(Collected data entries)
- - - - -

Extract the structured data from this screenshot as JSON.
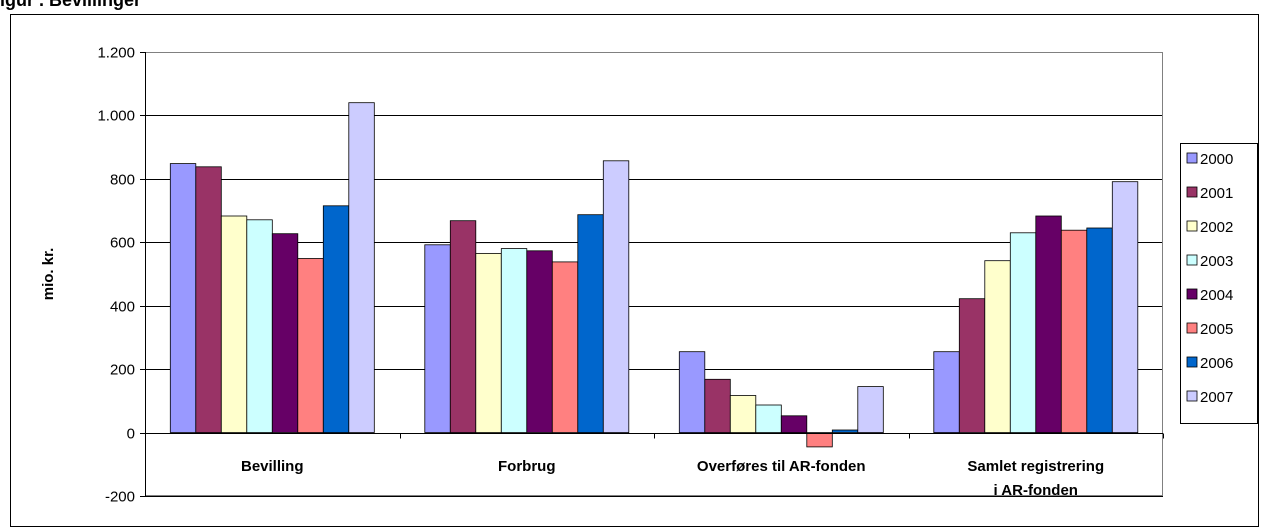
{
  "heading": "igur  .  Bevillinger",
  "chart_data": {
    "type": "bar",
    "title": "",
    "xlabel": "",
    "ylabel": "mio. kr.",
    "ylim": [
      -200,
      1200
    ],
    "yticks": [
      -200,
      0,
      200,
      400,
      600,
      800,
      1000,
      1200
    ],
    "ytick_labels": [
      "-200",
      "0",
      "200",
      "400",
      "600",
      "800",
      "1.000",
      "1.200"
    ],
    "grid": true,
    "legend_position": "right",
    "categories": [
      "Bevilling",
      "Forbrug",
      "Overføres til AR-fonden",
      "Samlet registrering i AR-fonden"
    ],
    "series": [
      {
        "name": "2000",
        "color": "#9999FF",
        "values": [
          848,
          592,
          255,
          255
        ]
      },
      {
        "name": "2001",
        "color": "#993366",
        "values": [
          838,
          668,
          168,
          422
        ]
      },
      {
        "name": "2002",
        "color": "#FFFFCC",
        "values": [
          683,
          565,
          117,
          542
        ]
      },
      {
        "name": "2003",
        "color": "#CCFFFF",
        "values": [
          671,
          580,
          87,
          630
        ]
      },
      {
        "name": "2004",
        "color": "#660066",
        "values": [
          627,
          573,
          53,
          683
        ]
      },
      {
        "name": "2005",
        "color": "#FF8080",
        "values": [
          549,
          538,
          -45,
          638
        ]
      },
      {
        "name": "2006",
        "color": "#0066CC",
        "values": [
          715,
          687,
          8,
          645
        ]
      },
      {
        "name": "2007",
        "color": "#CCCCFF",
        "values": [
          1040,
          857,
          145,
          791
        ]
      }
    ]
  }
}
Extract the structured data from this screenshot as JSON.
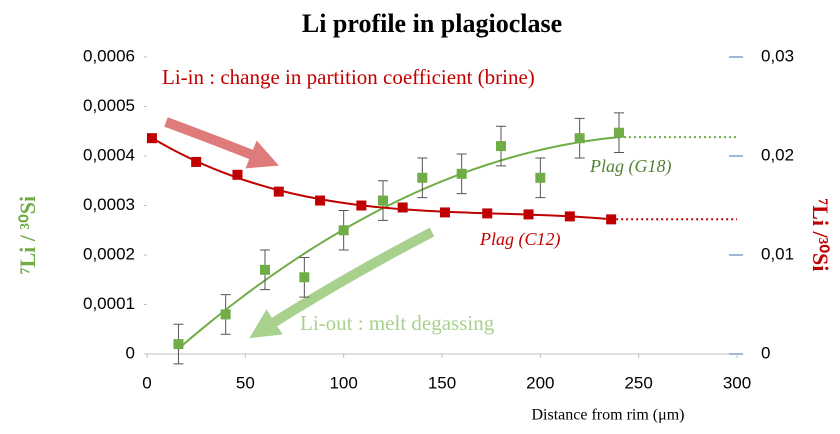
{
  "chart_data": {
    "type": "scatter",
    "title": "Li profile in plagioclase",
    "x_label": "Distance from rim (μm)",
    "y_label": "⁷Li / ³⁰Si",
    "y2_label": "⁷Li /³⁰Si",
    "xlim": [
      0,
      300
    ],
    "xticks": [
      0,
      50,
      100,
      150,
      200,
      250,
      300
    ],
    "ylim": [
      0,
      0.0006
    ],
    "yticks": [
      0,
      {
        "value": 0.0001,
        "label": "0,0001"
      },
      {
        "value": 0.0002,
        "label": "0,0002"
      },
      {
        "value": 0.0003,
        "label": "0,0003"
      },
      {
        "value": 0.0004,
        "label": "0,0004"
      },
      {
        "value": 0.0005,
        "label": "0,0005"
      },
      {
        "value": 0.0006,
        "label": "0,0006"
      }
    ],
    "y2lim": [
      0,
      0.03
    ],
    "y2ticks": [
      0,
      {
        "value": 0.01,
        "label": "0,01"
      },
      {
        "value": 0.02,
        "label": "0,02"
      },
      {
        "value": 0.03,
        "label": "0,03"
      }
    ],
    "series": [
      {
        "name": "Plag (G18)",
        "color": "#70ad47",
        "trend_order": 2,
        "x": [
          16,
          40,
          60,
          80,
          100,
          120,
          140,
          160,
          180,
          200,
          220,
          240
        ],
        "values": [
          2e-05,
          8e-05,
          0.00017,
          0.000155,
          0.00025,
          0.00031,
          0.000356,
          0.000364,
          0.00042,
          0.000356,
          0.000436,
          0.000447
        ],
        "errors": [
          4e-05,
          4e-05,
          4e-05,
          4e-05,
          4e-05,
          4e-05,
          4e-05,
          4e-05,
          4e-05,
          4e-05,
          4e-05,
          4e-05
        ]
      },
      {
        "name": "Plag (C12)",
        "color": "#c00000",
        "axis": "y2",
        "trend_order": 3,
        "x": [
          2.5,
          25,
          46,
          67,
          88,
          109,
          130,
          151.5,
          173,
          194,
          215,
          236
        ],
        "values": [
          0.0218,
          0.0194,
          0.0181,
          0.0164,
          0.0155,
          0.015,
          0.0148,
          0.0143,
          0.0142,
          0.0141,
          0.0139,
          0.0136
        ]
      }
    ],
    "annotations": [
      "Li-in : change in partition coefficient (brine)",
      "Li-out : melt degassing"
    ]
  }
}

- - - - -

## WRITTEN INSTRUCTION
Restate the listing above word for word, and skip the pictures.

## COMPLETE ANSWER
Extract the structured data from this screenshot as JSON.
{
  "heading": "igur  .  Bevillinger",
  "chart_data": {
    "type": "bar",
    "title": "",
    "xlabel": "",
    "ylabel": "mio. kr.",
    "ylim": [
      -200,
      1200
    ],
    "yticks": [
      -200,
      0,
      200,
      400,
      600,
      800,
      1000,
      1200
    ],
    "ytick_labels": [
      "-200",
      "0",
      "200",
      "400",
      "600",
      "800",
      "1.000",
      "1.200"
    ],
    "grid": true,
    "legend_position": "right",
    "categories": [
      "Bevilling",
      "Forbrug",
      "Overføres til AR-fonden",
      "Samlet registrering i AR-fonden"
    ],
    "series": [
      {
        "name": "2000",
        "color": "#9999FF",
        "values": [
          848,
          592,
          255,
          255
        ]
      },
      {
        "name": "2001",
        "color": "#993366",
        "values": [
          838,
          668,
          168,
          422
        ]
      },
      {
        "name": "2002",
        "color": "#FFFFCC",
        "values": [
          683,
          565,
          117,
          542
        ]
      },
      {
        "name": "2003",
        "color": "#CCFFFF",
        "values": [
          671,
          580,
          87,
          630
        ]
      },
      {
        "name": "2004",
        "color": "#660066",
        "values": [
          627,
          573,
          53,
          683
        ]
      },
      {
        "name": "2005",
        "color": "#FF8080",
        "values": [
          549,
          538,
          -45,
          638
        ]
      },
      {
        "name": "2006",
        "color": "#0066CC",
        "values": [
          715,
          687,
          8,
          645
        ]
      },
      {
        "name": "2007",
        "color": "#CCCCFF",
        "values": [
          1040,
          857,
          145,
          791
        ]
      }
    ]
  }
}
Extract the structured data from this screenshot as JSON.
{
  "chart_data": {
    "type": "scatter",
    "title": "Li profile in plagioclase",
    "x_label": "Distance from rim (μm)",
    "y_label": "⁷Li / ³⁰Si",
    "y2_label": "⁷Li /³⁰Si",
    "xlim": [
      0,
      300
    ],
    "xticks": [
      0,
      50,
      100,
      150,
      200,
      250,
      300
    ],
    "ylim": [
      0,
      0.0006
    ],
    "yticks": [
      0,
      {
        "value": 0.0001,
        "label": "0,0001"
      },
      {
        "value": 0.0002,
        "label": "0,0002"
      },
      {
        "value": 0.0003,
        "label": "0,0003"
      },
      {
        "value": 0.0004,
        "label": "0,0004"
      },
      {
        "value": 0.0005,
        "label": "0,0005"
      },
      {
        "value": 0.0006,
        "label": "0,0006"
      }
    ],
    "y2lim": [
      0,
      0.03
    ],
    "y2ticks": [
      0,
      {
        "value": 0.01,
        "label": "0,01"
      },
      {
        "value": 0.02,
        "label": "0,02"
      },
      {
        "value": 0.03,
        "label": "0,03"
      }
    ],
    "series": [
      {
        "name": "Plag (G18)",
        "color": "#70ad47",
        "trend_order": 2,
        "x": [
          16,
          40,
          60,
          80,
          100,
          120,
          140,
          160,
          180,
          200,
          220,
          240
        ],
        "values": [
          2e-05,
          8e-05,
          0.00017,
          0.000155,
          0.00025,
          0.00031,
          0.000356,
          0.000364,
          0.00042,
          0.000356,
          0.000436,
          0.000447
        ],
        "errors": [
          4e-05,
          4e-05,
          4e-05,
          4e-05,
          4e-05,
          4e-05,
          4e-05,
          4e-05,
          4e-05,
          4e-05,
          4e-05,
          4e-05
        ]
      },
      {
        "name": "Plag (C12)",
        "color": "#c00000",
        "axis": "y2",
        "trend_order": 3,
        "x": [
          2.5,
          25,
          46,
          67,
          88,
          109,
          130,
          151.5,
          173,
          194,
          215,
          236
        ],
        "values": [
          0.0218,
          0.0194,
          0.0181,
          0.0164,
          0.0155,
          0.015,
          0.0148,
          0.0143,
          0.0142,
          0.0141,
          0.0139,
          0.0136
        ]
      }
    ],
    "annotations": [
      "Li-in : change in partition coefficient (brine)",
      "Li-out : melt degassing"
    ]
  }
}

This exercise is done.